*Task brief*:
Every line that contains "label" counts once; give the total number of such lines, with no other words.

*Input*:
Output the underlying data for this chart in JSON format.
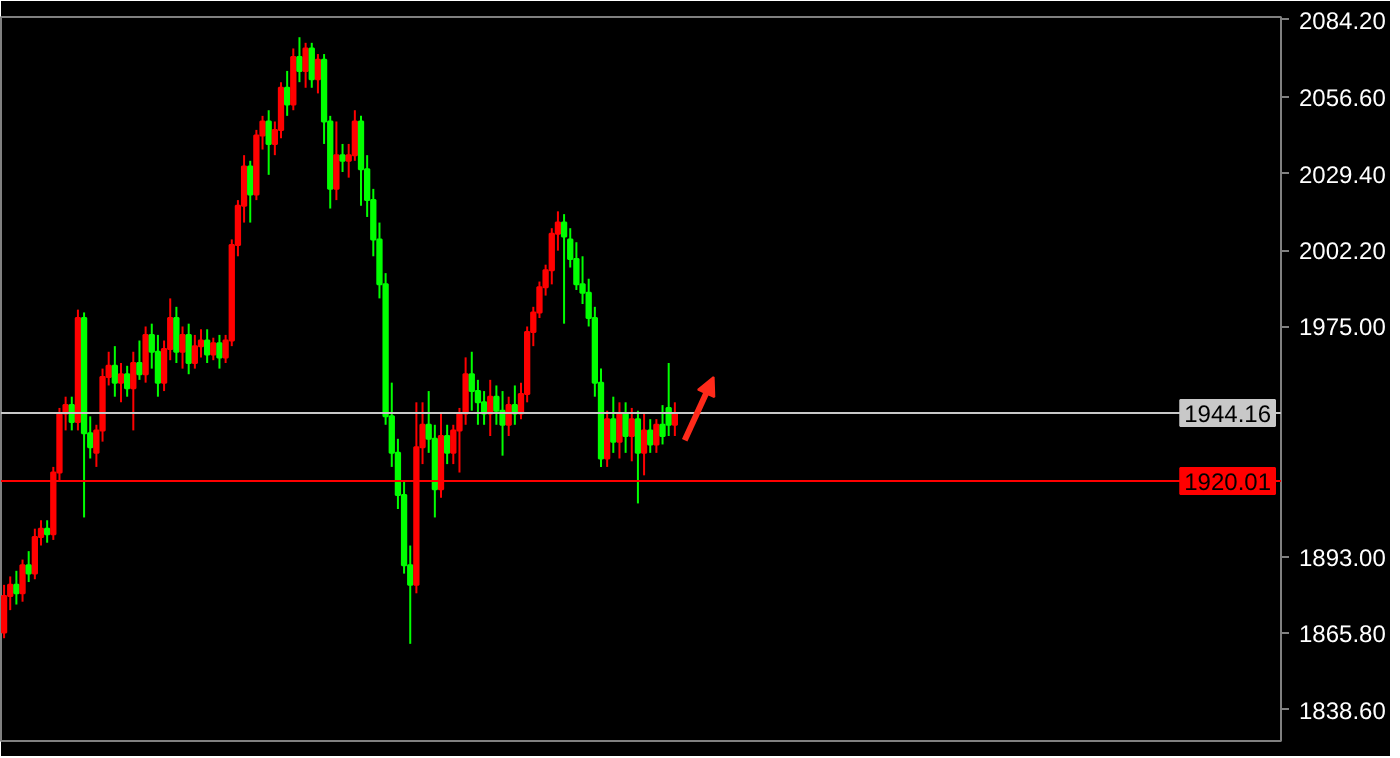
{
  "chart_data": {
    "type": "candlestick",
    "categories": [
      null,
      null,
      null,
      null,
      null,
      null,
      null,
      null,
      null,
      null,
      null,
      null,
      null,
      null,
      null,
      null,
      null,
      null,
      null,
      null,
      null,
      null,
      null,
      null,
      null,
      null,
      null,
      null,
      null,
      null,
      null,
      null,
      null,
      null,
      null,
      null,
      null,
      null,
      null,
      null,
      null,
      null,
      null,
      null,
      null,
      null,
      null,
      null,
      null,
      null,
      null,
      null,
      null,
      null,
      null,
      null,
      null,
      null,
      null,
      null,
      null,
      null,
      null,
      null,
      null,
      null,
      null,
      null,
      null,
      null,
      null,
      null,
      null,
      null,
      null,
      null,
      null,
      null,
      null,
      null,
      null,
      null,
      null,
      null,
      null,
      null,
      null,
      null,
      null,
      null,
      null,
      null,
      null,
      null,
      null,
      null,
      null,
      null,
      null,
      null,
      null,
      null,
      null,
      null,
      null,
      null,
      null,
      null,
      null,
      null,
      null,
      null,
      null,
      null,
      null,
      null,
      null,
      null,
      null,
      null,
      null,
      null,
      null,
      null,
      null,
      null,
      null,
      null,
      null,
      null,
      null,
      null,
      null,
      null,
      null,
      null,
      null,
      null,
      null,
      null,
      null,
      null,
      null,
      null,
      null,
      null,
      null,
      null,
      null,
      null,
      null,
      null,
      null,
      null,
      null,
      null,
      null,
      null,
      null,
      null,
      null,
      null,
      null,
      null,
      null,
      null,
      null,
      null,
      null,
      null,
      null,
      null,
      null,
      null,
      null,
      null,
      null,
      null,
      null,
      null,
      null,
      null,
      null,
      null,
      null,
      null,
      null,
      null,
      null,
      null,
      null,
      null,
      null,
      null,
      null,
      null,
      null,
      null,
      null,
      null,
      null,
      null,
      null,
      null,
      null,
      null,
      null,
      null
    ],
    "ohlc": [
      [
        1866,
        1883,
        1864,
        1879
      ],
      [
        1879,
        1886,
        1874,
        1883
      ],
      [
        1883,
        1888,
        1876,
        1880
      ],
      [
        1880,
        1892,
        1877,
        1890
      ],
      [
        1890,
        1895,
        1884,
        1887
      ],
      [
        1887,
        1903,
        1885,
        1900
      ],
      [
        1900,
        1906,
        1897,
        1903
      ],
      [
        1903,
        1906,
        1898,
        1901
      ],
      [
        1901,
        1925,
        1899,
        1923
      ],
      [
        1923,
        1946,
        1920,
        1944
      ],
      [
        1944,
        1950,
        1938,
        1947
      ],
      [
        1947,
        1950,
        1938,
        1941
      ],
      [
        1941,
        1981,
        1938,
        1978
      ],
      [
        1978,
        1980,
        1907,
        1937
      ],
      [
        1937,
        1943,
        1928,
        1932
      ],
      [
        1930,
        1940,
        1925,
        1938
      ],
      [
        1938,
        1960,
        1934,
        1957
      ],
      [
        1957,
        1966,
        1954,
        1961
      ],
      [
        1961,
        1968,
        1950,
        1955
      ],
      [
        1955,
        1962,
        1948,
        1958
      ],
      [
        1958,
        1961,
        1950,
        1953
      ],
      [
        1953,
        1966,
        1938,
        1962
      ],
      [
        1962,
        1970,
        1956,
        1958
      ],
      [
        1958,
        1975,
        1955,
        1972
      ],
      [
        1972,
        1976,
        1960,
        1966
      ],
      [
        1966,
        1972,
        1950,
        1955
      ],
      [
        1955,
        1970,
        1952,
        1967
      ],
      [
        1967,
        1985,
        1963,
        1978
      ],
      [
        1978,
        1982,
        1962,
        1966
      ],
      [
        1966,
        1975,
        1960,
        1972
      ],
      [
        1972,
        1976,
        1958,
        1962
      ],
      [
        1962,
        1972,
        1960,
        1968
      ],
      [
        1968,
        1974,
        1964,
        1970
      ],
      [
        1970,
        1974,
        1962,
        1965
      ],
      [
        1965,
        1971,
        1963,
        1969
      ],
      [
        1969,
        1972,
        1960,
        1964
      ],
      [
        1964,
        1972,
        1962,
        1970
      ],
      [
        1970,
        2006,
        1968,
        2004
      ],
      [
        2004,
        2020,
        2000,
        2018
      ],
      [
        2018,
        2036,
        2012,
        2032
      ],
      [
        2032,
        2034,
        2012,
        2022
      ],
      [
        2022,
        2045,
        2020,
        2043
      ],
      [
        2043,
        2050,
        2038,
        2048
      ],
      [
        2048,
        2052,
        2029,
        2040
      ],
      [
        2040,
        2048,
        2036,
        2045
      ],
      [
        2045,
        2062,
        2042,
        2060
      ],
      [
        2060,
        2066,
        2050,
        2054
      ],
      [
        2054,
        2074,
        2052,
        2071
      ],
      [
        2071,
        2078,
        2062,
        2066
      ],
      [
        2066,
        2076,
        2060,
        2074
      ],
      [
        2074,
        2076,
        2060,
        2063
      ],
      [
        2063,
        2072,
        2058,
        2070
      ],
      [
        2070,
        2072,
        2040,
        2048
      ],
      [
        2048,
        2050,
        2017,
        2024
      ],
      [
        2024,
        2048,
        2020,
        2036
      ],
      [
        2036,
        2040,
        2030,
        2034
      ],
      [
        2034,
        2040,
        2028,
        2036
      ],
      [
        2036,
        2052,
        2034,
        2048
      ],
      [
        2048,
        2050,
        2018,
        2031
      ],
      [
        2031,
        2036,
        2014,
        2020
      ],
      [
        2020,
        2024,
        2000,
        2006
      ],
      [
        2006,
        2012,
        1985,
        1990
      ],
      [
        1990,
        1994,
        1940,
        1943
      ],
      [
        1943,
        1955,
        1925,
        1930
      ],
      [
        1930,
        1935,
        1910,
        1915
      ],
      [
        1915,
        1920,
        1887,
        1890
      ],
      [
        1890,
        1897,
        1862,
        1883
      ],
      [
        1883,
        1948,
        1880,
        1932
      ],
      [
        1932,
        1948,
        1926,
        1940
      ],
      [
        1940,
        1952,
        1930,
        1935
      ],
      [
        1935,
        1940,
        1907,
        1917
      ],
      [
        1917,
        1944,
        1914,
        1936
      ],
      [
        1936,
        1940,
        1926,
        1930
      ],
      [
        1930,
        1940,
        1926,
        1938
      ],
      [
        1938,
        1946,
        1923,
        1944
      ],
      [
        1944,
        1964,
        1940,
        1958
      ],
      [
        1958,
        1966,
        1945,
        1952
      ],
      [
        1952,
        1956,
        1940,
        1948
      ],
      [
        1948,
        1952,
        1940,
        1944
      ],
      [
        1944,
        1956,
        1936,
        1950
      ],
      [
        1950,
        1954,
        1940,
        1945
      ],
      [
        1945,
        1952,
        1929,
        1940
      ],
      [
        1940,
        1950,
        1936,
        1947
      ],
      [
        1947,
        1954,
        1940,
        1944
      ],
      [
        1944,
        1955,
        1942,
        1951
      ],
      [
        1951,
        1975,
        1948,
        1973
      ],
      [
        1973,
        1982,
        1968,
        1980
      ],
      [
        1980,
        1991,
        1978,
        1989
      ],
      [
        1989,
        1997,
        1986,
        1995
      ],
      [
        1995,
        2010,
        1990,
        2008
      ],
      [
        2008,
        2016,
        2002,
        2012
      ],
      [
        2012,
        2015,
        1976,
        2007
      ],
      [
        2006,
        2010,
        1996,
        1999
      ],
      [
        1999,
        2005,
        1988,
        1990
      ],
      [
        1990,
        2000,
        1983,
        1987
      ],
      [
        1987,
        1992,
        1975,
        1978
      ],
      [
        1978,
        1982,
        1950,
        1955
      ],
      [
        1955,
        1960,
        1925,
        1928
      ],
      [
        1928,
        1945,
        1925,
        1942
      ],
      [
        1942,
        1950,
        1930,
        1934
      ],
      [
        1934,
        1948,
        1928,
        1944
      ],
      [
        1944,
        1948,
        1930,
        1936
      ],
      [
        1936,
        1946,
        1927,
        1942
      ],
      [
        1942,
        1945,
        1912,
        1930
      ],
      [
        1930,
        1944,
        1922,
        1938
      ],
      [
        1938,
        1942,
        1930,
        1933
      ],
      [
        1933,
        1942,
        1930,
        1940
      ],
      [
        1940,
        1947,
        1933,
        1936
      ],
      [
        1946,
        1962,
        1936,
        1940
      ],
      [
        1940,
        1948,
        1936,
        1944.16
      ],
      null,
      null,
      null,
      null,
      null,
      null,
      null,
      null,
      null,
      null,
      null,
      null,
      null,
      null,
      null,
      null,
      null,
      null,
      null,
      null,
      null,
      null,
      null,
      null,
      null,
      null,
      null,
      null,
      null,
      null,
      null,
      null,
      null,
      null,
      null,
      null,
      null,
      null,
      null,
      null,
      null,
      null,
      null,
      null,
      null,
      null,
      null,
      null,
      null,
      null,
      null,
      null,
      null,
      null,
      null,
      null,
      null,
      null,
      null,
      null,
      null,
      null,
      null,
      null,
      null,
      null,
      null,
      null,
      null,
      null,
      null,
      null,
      null,
      null,
      null,
      null,
      null,
      null,
      null,
      null,
      null,
      null,
      null,
      null,
      null,
      null,
      null,
      null,
      null,
      null,
      null,
      null,
      null,
      null,
      null,
      null,
      null,
      null
    ],
    "colors": [
      "#ff0000",
      "#ff0000",
      "#00ff00",
      "#ff0000",
      "#00ff00",
      "#ff0000",
      "#ff0000",
      "#00ff00",
      "#ff0000",
      "#ff0000",
      "#ff0000",
      "#00ff00",
      "#ff0000",
      "#00ff00",
      "#00ff00",
      "#ff0000",
      "#ff0000",
      "#ff0000",
      "#00ff00",
      "#ff0000",
      "#00ff00",
      "#ff0000",
      "#00ff00",
      "#ff0000",
      "#00ff00",
      "#00ff00",
      "#ff0000",
      "#ff0000",
      "#00ff00",
      "#ff0000",
      "#00ff00",
      "#ff0000",
      "#ff0000",
      "#00ff00",
      "#ff0000",
      "#00ff00",
      "#ff0000",
      "#ff0000",
      "#ff0000",
      "#ff0000",
      "#00ff00",
      "#ff0000",
      "#ff0000",
      "#00ff00",
      "#ff0000",
      "#ff0000",
      "#00ff00",
      "#ff0000",
      "#00ff00",
      "#ff0000",
      "#00ff00",
      "#ff0000",
      "#00ff00",
      "#00ff00",
      "#ff0000",
      "#00ff00",
      "#ff0000",
      "#ff0000",
      "#00ff00",
      "#00ff00",
      "#00ff00",
      "#00ff00",
      "#00ff00",
      "#00ff00",
      "#00ff00",
      "#00ff00",
      "#00ff00",
      "#ff0000",
      "#ff0000",
      "#00ff00",
      "#00ff00",
      "#ff0000",
      "#00ff00",
      "#ff0000",
      "#ff0000",
      "#ff0000",
      "#00ff00",
      "#00ff00",
      "#00ff00",
      "#ff0000",
      "#00ff00",
      "#00ff00",
      "#ff0000",
      "#00ff00",
      "#ff0000",
      "#ff0000",
      "#ff0000",
      "#ff0000",
      "#ff0000",
      "#ff0000",
      "#ff0000",
      "#00ff00",
      "#00ff00",
      "#00ff00",
      "#00ff00",
      "#00ff00",
      "#00ff00",
      "#00ff00",
      "#ff0000",
      "#00ff00",
      "#ff0000",
      "#00ff00",
      "#ff0000",
      "#00ff00",
      "#ff0000",
      "#00ff00",
      "#ff0000",
      "#00ff00",
      "#00ff00",
      "#ff0000",
      null,
      null,
      null,
      null,
      null,
      null,
      null,
      null,
      null,
      null,
      null,
      null,
      null,
      null,
      null,
      null,
      null,
      null,
      null,
      null,
      null,
      null,
      null,
      null,
      null,
      null,
      null,
      null,
      null,
      null,
      null,
      null,
      null,
      null,
      null,
      null,
      null,
      null,
      null,
      null,
      null,
      null,
      null,
      null,
      null,
      null,
      null,
      null,
      null,
      null,
      null,
      null,
      null,
      null,
      null,
      null,
      null,
      null,
      null,
      null,
      null,
      null,
      null,
      null,
      null,
      null,
      null,
      null,
      null,
      null,
      null,
      null,
      null,
      null,
      null,
      null,
      null,
      null,
      null,
      null,
      null,
      null,
      null,
      null,
      null,
      null,
      null,
      null,
      null,
      null,
      null,
      null,
      null,
      null,
      null,
      null,
      null,
      null
    ],
    "ylim": [
      1827.4,
      2085.2
    ],
    "yticks": [
      {
        "value": 2084.2,
        "label": "2084.20"
      },
      {
        "value": 2056.6,
        "label": "2056.60"
      },
      {
        "value": 2029.4,
        "label": "2029.40"
      },
      {
        "value": 2002.2,
        "label": "2002.20"
      },
      {
        "value": 1975,
        "label": "1975.00"
      },
      {
        "value": 1893,
        "label": "1893.00"
      },
      {
        "value": 1865.8,
        "label": "1865.80"
      },
      {
        "value": 1838.6,
        "label": "1838.60"
      }
    ],
    "ref_lines": [
      {
        "axis": "y",
        "value": 1944.16,
        "label": "1944.16",
        "color": "#c8c8c8"
      },
      {
        "axis": "y",
        "value": 1920.01,
        "label": "1920.01",
        "color": "#ff0000"
      }
    ],
    "grid": false
  }
}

*Full output*:
10